• **Written problem**
Return the listing below verbatim. Pictures do not belong in the copy.

• **Source material**
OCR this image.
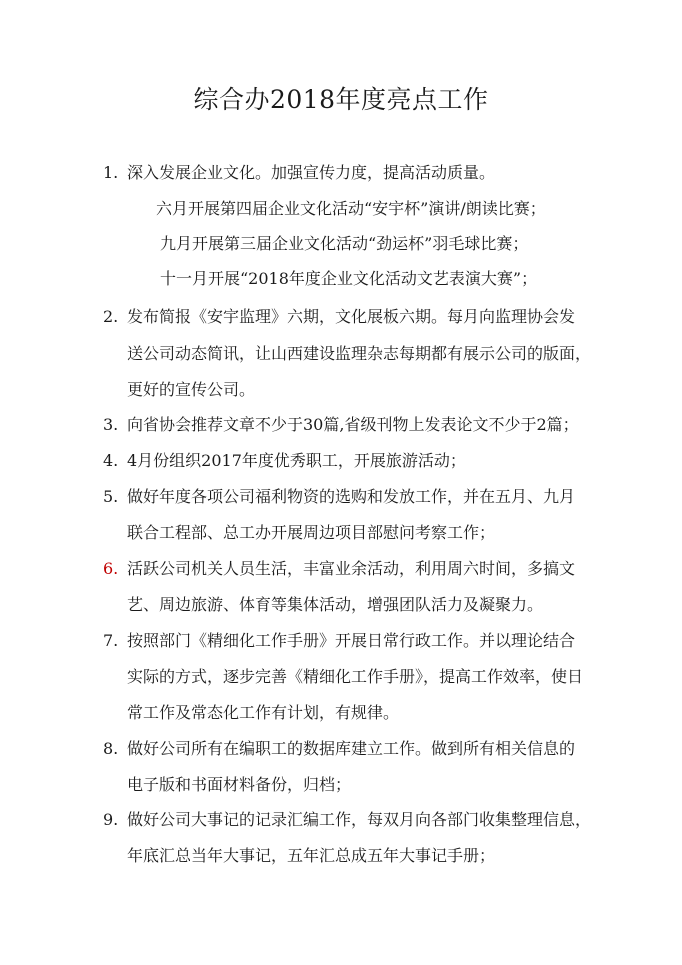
综合办2018年度亮点工作
1. 深入发展企业文化。加强宣传力度，提高活动质量。
六月开展第四届企业文化活动“安宇杯”演讲/朗读比赛；
九月开展第三届企业文化活动“劲运杯”羽毛球比赛；
十一月开展“2018年度企业文化活动文艺表演大赛”；
2. 发布简报《安宇监理》六期，文化展板六期。每月向监理协会发
送公司动态简讯，让山西建设监理杂志每期都有展示公司的版面，
更好的宣传公司。
3. 向省协会推荐文章不少于30篇,省级刊物上发表论文不少于2篇；
4. 4月份组织2017年度优秀职工，开展旅游活动；
5. 做好年度各项公司福利物资的选购和发放工作，并在五月、九月
联合工程部、总工办开展周边项目部慰问考察工作；
6. 活跃公司机关人员生活，丰富业余活动，利用周六时间，多搞文
艺、周边旅游、体育等集体活动，增强团队活力及凝聚力。
7. 按照部门《精细化工作手册》开展日常行政工作。并以理论结合
实际的方式，逐步完善《精细化工作手册》，提高工作效率，使日
常工作及常态化工作有计划，有规律。
8. 做好公司所有在编职工的数据库建立工作。做到所有相关信息的
电子版和书面材料备份，归档；
9. 做好公司大事记的记录汇编工作，每双月向各部门收集整理信息，
年底汇总当年大事记，五年汇总成五年大事记手册；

• **Solution below**
OCR this image.
综合办2018年度亮点工作
1. 深入发展企业文化。加强宣传力度，提高活动质量。
六月开展第四届企业文化活动“安宇杯”演讲/朗读比赛；
九月开展第三届企业文化活动“劲运杯”羽毛球比赛；
十一月开展“2018年度企业文化活动文艺表演大赛”；
2. 发布简报《安宇监理》六期，文化展板六期。每月向监理协会发
送公司动态简讯，让山西建设监理杂志每期都有展示公司的版面，
更好的宣传公司。
3. 向省协会推荐文章不少于30篇,省级刊物上发表论文不少于2篇；
4. 4月份组织2017年度优秀职工，开展旅游活动；
5. 做好年度各项公司福利物资的选购和发放工作，并在五月、九月
联合工程部、总工办开展周边项目部慰问考察工作；
6. 活跃公司机关人员生活，丰富业余活动，利用周六时间，多搞文
艺、周边旅游、体育等集体活动，增强团队活力及凝聚力。
7. 按照部门《精细化工作手册》开展日常行政工作。并以理论结合
实际的方式，逐步完善《精细化工作手册》，提高工作效率，使日
常工作及常态化工作有计划，有规律。
8. 做好公司所有在编职工的数据库建立工作。做到所有相关信息的
电子版和书面材料备份，归档；
9. 做好公司大事记的记录汇编工作，每双月向各部门收集整理信息，
年底汇总当年大事记，五年汇总成五年大事记手册；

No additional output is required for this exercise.